Objective
Reproduce every line of the records below word for word, keeping the original order.

Provided records
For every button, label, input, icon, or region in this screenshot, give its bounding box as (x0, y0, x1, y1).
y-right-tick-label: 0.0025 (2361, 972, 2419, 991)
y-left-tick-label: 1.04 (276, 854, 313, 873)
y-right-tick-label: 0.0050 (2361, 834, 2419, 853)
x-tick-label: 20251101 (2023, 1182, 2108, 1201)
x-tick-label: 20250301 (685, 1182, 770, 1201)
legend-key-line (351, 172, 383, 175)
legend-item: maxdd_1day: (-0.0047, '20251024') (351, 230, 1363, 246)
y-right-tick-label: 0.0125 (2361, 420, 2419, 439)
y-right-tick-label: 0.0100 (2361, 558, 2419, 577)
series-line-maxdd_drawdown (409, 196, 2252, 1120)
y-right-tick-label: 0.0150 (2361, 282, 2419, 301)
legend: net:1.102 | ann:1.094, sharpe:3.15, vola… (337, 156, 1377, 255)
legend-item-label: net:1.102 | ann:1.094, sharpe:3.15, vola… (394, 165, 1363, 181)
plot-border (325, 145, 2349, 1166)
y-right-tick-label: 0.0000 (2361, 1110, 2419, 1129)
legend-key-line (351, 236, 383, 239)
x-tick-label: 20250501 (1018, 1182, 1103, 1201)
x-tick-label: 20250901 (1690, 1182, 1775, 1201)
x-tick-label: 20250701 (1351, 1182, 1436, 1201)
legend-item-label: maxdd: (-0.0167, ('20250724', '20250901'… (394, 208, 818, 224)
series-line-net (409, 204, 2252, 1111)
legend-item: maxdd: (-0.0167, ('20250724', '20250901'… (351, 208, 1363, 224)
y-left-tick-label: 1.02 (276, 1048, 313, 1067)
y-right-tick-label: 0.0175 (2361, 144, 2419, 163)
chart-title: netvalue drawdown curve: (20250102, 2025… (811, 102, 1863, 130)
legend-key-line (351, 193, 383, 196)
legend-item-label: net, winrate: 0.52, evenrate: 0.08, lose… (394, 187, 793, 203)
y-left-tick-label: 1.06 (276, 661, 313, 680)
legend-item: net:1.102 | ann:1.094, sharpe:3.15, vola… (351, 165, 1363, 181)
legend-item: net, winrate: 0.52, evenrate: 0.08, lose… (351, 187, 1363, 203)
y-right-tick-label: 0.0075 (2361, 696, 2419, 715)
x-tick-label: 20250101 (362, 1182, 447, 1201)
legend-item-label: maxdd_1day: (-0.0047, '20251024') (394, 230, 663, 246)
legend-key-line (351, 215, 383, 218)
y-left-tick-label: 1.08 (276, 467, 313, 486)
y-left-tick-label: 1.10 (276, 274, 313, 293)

Correct response
For every button, label, input, icon, or region in this screenshot, give its bounding box as (x0, y0, x1, y1).
y-right-tick-label: 0.0025 (2361, 972, 2419, 991)
y-left-tick-label: 1.04 (276, 854, 313, 873)
y-right-tick-label: 0.0050 (2361, 834, 2419, 853)
x-tick-label: 20251101 (2023, 1182, 2108, 1201)
x-tick-label: 20250301 (685, 1182, 770, 1201)
legend-key-line (351, 172, 383, 175)
legend-item: maxdd_1day: (-0.0047, '20251024') (351, 230, 1363, 246)
y-right-tick-label: 0.0125 (2361, 420, 2419, 439)
y-right-tick-label: 0.0100 (2361, 558, 2419, 577)
series-line-maxdd_drawdown (409, 196, 2252, 1120)
y-right-tick-label: 0.0150 (2361, 282, 2419, 301)
legend: net:1.102 | ann:1.094, sharpe:3.15, vola… (337, 156, 1377, 255)
legend-item-label: net:1.102 | ann:1.094, sharpe:3.15, vola… (394, 165, 1363, 181)
plot-border (325, 145, 2349, 1166)
y-right-tick-label: 0.0000 (2361, 1110, 2419, 1129)
legend-key-line (351, 236, 383, 239)
x-tick-label: 20250501 (1018, 1182, 1103, 1201)
x-tick-label: 20250901 (1690, 1182, 1775, 1201)
x-tick-label: 20250701 (1351, 1182, 1436, 1201)
legend-item-label: maxdd: (-0.0167, ('20250724', '20250901'… (394, 208, 818, 224)
series-line-net (409, 204, 2252, 1111)
legend-item: maxdd: (-0.0167, ('20250724', '20250901'… (351, 208, 1363, 224)
y-left-tick-label: 1.02 (276, 1048, 313, 1067)
y-right-tick-label: 0.0175 (2361, 144, 2419, 163)
chart-title: netvalue drawdown curve: (20250102, 2025… (811, 102, 1863, 130)
legend-key-line (351, 193, 383, 196)
legend-item-label: net, winrate: 0.52, evenrate: 0.08, lose… (394, 187, 793, 203)
y-left-tick-label: 1.06 (276, 661, 313, 680)
legend-item: net:1.102 | ann:1.094, sharpe:3.15, vola… (351, 165, 1363, 181)
legend-item: net, winrate: 0.52, evenrate: 0.08, lose… (351, 187, 1363, 203)
y-right-tick-label: 0.0075 (2361, 696, 2419, 715)
x-tick-label: 20250101 (362, 1182, 447, 1201)
legend-item-label: maxdd_1day: (-0.0047, '20251024') (394, 230, 663, 246)
legend-key-line (351, 215, 383, 218)
y-left-tick-label: 1.08 (276, 467, 313, 486)
y-left-tick-label: 1.10 (276, 274, 313, 293)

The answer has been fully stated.